■ What the task asks ■
Pick every line with "color" from the material below.

■ Records supplied ■
(begin)

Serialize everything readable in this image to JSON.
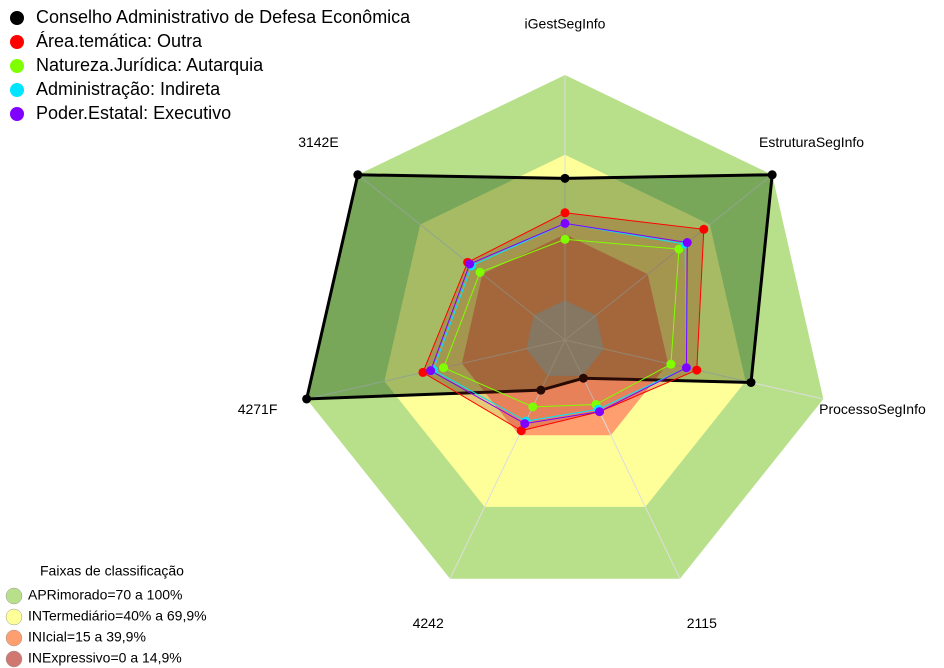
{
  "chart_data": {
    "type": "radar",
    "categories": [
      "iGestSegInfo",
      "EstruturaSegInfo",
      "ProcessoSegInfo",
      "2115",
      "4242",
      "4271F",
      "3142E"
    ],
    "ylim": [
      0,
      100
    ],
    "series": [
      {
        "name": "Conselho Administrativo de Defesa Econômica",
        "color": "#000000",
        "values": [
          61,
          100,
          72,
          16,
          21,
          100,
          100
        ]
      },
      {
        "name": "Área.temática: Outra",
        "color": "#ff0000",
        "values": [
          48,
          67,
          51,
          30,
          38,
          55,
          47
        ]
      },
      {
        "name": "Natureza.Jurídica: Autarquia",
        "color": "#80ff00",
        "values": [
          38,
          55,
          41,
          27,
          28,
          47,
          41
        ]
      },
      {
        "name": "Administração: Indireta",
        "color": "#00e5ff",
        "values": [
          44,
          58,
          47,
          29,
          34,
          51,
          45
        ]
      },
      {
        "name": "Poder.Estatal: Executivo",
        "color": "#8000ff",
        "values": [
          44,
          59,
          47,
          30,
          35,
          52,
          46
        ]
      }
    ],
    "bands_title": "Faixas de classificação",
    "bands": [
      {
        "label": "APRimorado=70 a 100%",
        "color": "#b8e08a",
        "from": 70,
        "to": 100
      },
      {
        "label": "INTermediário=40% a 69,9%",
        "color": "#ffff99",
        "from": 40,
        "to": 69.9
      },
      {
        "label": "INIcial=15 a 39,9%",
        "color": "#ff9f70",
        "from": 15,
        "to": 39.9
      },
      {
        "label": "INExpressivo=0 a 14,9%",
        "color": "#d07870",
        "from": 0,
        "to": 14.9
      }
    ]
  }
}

(end)

■ Written answer ■
        "color": "#000000",
        "color": "#ff0000",
        "color": "#80ff00",
        "color": "#00e5ff",
        "color": "#8000ff",
        "color": "#b8e08a",
        "color": "#ffff99",
        "color": "#ff9f70",
        "color": "#d07870",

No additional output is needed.